The output should consist solely of the line containing "OCR this image." and the lines that follow it through the end of the data below.
>> Begin Provided material
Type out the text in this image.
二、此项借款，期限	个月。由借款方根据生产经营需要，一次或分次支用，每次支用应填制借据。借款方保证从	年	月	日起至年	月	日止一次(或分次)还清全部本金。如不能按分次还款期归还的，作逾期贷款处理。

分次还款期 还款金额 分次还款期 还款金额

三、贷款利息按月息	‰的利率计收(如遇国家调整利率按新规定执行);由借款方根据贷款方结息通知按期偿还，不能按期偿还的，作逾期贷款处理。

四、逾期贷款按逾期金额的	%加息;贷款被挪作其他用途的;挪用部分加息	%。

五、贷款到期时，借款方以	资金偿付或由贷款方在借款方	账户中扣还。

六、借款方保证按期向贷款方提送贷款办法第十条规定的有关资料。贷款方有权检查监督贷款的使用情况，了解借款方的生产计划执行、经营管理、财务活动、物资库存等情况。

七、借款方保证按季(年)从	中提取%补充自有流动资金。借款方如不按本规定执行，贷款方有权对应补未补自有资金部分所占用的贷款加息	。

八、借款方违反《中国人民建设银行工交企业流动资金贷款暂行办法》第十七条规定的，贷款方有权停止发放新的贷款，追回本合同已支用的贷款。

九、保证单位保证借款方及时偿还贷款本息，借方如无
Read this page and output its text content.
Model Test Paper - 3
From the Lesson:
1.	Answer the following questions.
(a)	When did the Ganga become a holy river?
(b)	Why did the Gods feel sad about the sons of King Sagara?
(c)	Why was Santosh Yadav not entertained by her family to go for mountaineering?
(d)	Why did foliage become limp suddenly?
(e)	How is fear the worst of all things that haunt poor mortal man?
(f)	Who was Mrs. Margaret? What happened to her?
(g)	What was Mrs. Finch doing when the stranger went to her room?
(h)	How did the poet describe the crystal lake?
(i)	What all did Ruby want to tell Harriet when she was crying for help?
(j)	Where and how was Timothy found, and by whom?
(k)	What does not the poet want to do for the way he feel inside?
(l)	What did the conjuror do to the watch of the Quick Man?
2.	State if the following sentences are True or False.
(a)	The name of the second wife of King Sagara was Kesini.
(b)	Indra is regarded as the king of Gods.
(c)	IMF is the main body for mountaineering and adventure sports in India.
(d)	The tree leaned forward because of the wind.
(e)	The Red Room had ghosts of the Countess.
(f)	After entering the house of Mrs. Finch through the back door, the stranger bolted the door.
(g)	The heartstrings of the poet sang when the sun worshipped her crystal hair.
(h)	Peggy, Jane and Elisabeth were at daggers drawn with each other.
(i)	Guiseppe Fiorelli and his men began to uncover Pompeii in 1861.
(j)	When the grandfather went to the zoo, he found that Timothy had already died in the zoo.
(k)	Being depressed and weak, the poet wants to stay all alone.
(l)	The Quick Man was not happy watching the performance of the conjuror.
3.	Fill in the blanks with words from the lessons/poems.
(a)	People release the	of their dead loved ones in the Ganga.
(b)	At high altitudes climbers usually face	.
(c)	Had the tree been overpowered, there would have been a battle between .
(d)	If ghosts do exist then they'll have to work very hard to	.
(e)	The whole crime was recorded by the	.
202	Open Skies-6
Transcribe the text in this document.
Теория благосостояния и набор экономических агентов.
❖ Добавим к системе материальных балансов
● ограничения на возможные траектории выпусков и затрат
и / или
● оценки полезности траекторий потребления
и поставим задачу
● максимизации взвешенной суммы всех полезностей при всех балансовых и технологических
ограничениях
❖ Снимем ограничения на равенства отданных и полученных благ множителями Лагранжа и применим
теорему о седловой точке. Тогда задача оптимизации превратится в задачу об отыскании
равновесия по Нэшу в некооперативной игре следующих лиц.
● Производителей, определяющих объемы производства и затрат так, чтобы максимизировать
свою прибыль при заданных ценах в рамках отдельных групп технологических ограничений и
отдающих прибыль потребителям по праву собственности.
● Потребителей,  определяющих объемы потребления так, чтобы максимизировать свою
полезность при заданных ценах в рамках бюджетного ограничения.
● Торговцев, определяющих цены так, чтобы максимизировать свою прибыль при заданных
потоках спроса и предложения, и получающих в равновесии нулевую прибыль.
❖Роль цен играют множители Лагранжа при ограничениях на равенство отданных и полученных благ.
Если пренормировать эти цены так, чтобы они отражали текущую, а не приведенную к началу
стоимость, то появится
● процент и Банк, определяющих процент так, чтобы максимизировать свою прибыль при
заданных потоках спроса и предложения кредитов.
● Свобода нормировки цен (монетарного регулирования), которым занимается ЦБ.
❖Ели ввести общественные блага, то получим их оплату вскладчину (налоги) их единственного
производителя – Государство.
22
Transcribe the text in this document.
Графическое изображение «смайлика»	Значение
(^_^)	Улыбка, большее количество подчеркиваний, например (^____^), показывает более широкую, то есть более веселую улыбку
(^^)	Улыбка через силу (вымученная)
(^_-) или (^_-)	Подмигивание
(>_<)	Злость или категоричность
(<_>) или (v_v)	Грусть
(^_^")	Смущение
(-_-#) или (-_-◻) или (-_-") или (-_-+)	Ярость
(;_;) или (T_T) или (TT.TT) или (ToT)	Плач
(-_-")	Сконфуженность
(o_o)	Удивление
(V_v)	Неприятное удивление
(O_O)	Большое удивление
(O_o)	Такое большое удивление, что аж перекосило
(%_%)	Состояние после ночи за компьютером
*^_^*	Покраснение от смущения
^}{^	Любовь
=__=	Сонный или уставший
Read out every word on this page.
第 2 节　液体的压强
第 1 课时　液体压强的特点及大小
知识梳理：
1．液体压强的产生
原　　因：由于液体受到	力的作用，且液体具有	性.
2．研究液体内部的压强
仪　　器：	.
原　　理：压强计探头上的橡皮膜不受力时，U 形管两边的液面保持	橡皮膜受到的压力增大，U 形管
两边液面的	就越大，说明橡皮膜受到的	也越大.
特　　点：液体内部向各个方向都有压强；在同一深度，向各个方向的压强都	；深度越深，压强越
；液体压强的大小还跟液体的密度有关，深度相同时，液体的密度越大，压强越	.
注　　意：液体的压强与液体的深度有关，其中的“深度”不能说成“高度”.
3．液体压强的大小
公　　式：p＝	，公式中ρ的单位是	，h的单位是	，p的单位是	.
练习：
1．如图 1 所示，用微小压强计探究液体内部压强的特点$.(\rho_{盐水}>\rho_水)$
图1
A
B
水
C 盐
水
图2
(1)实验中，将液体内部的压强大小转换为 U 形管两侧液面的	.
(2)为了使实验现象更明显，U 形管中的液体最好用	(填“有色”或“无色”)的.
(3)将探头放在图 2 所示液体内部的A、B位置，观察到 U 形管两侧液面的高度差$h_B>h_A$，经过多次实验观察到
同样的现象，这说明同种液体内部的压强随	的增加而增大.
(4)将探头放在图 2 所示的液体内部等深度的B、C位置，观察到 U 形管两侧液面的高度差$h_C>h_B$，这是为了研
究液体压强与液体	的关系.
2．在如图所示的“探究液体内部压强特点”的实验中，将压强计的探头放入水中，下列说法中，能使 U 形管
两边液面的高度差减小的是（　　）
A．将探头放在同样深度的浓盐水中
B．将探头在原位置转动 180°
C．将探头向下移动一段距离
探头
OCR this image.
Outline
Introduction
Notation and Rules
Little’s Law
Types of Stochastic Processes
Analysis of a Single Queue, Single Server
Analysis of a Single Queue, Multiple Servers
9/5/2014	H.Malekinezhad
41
>> End Provided material
(Expected output)
OCR this image.
Outline
Introduction
Notation and Rules
Little’s Law
Types of Stochastic Processes
Analysis of a Single Queue, Single Server
Analysis of a Single Queue, Multiple Servers
9/5/2014	H.Malekinezhad
41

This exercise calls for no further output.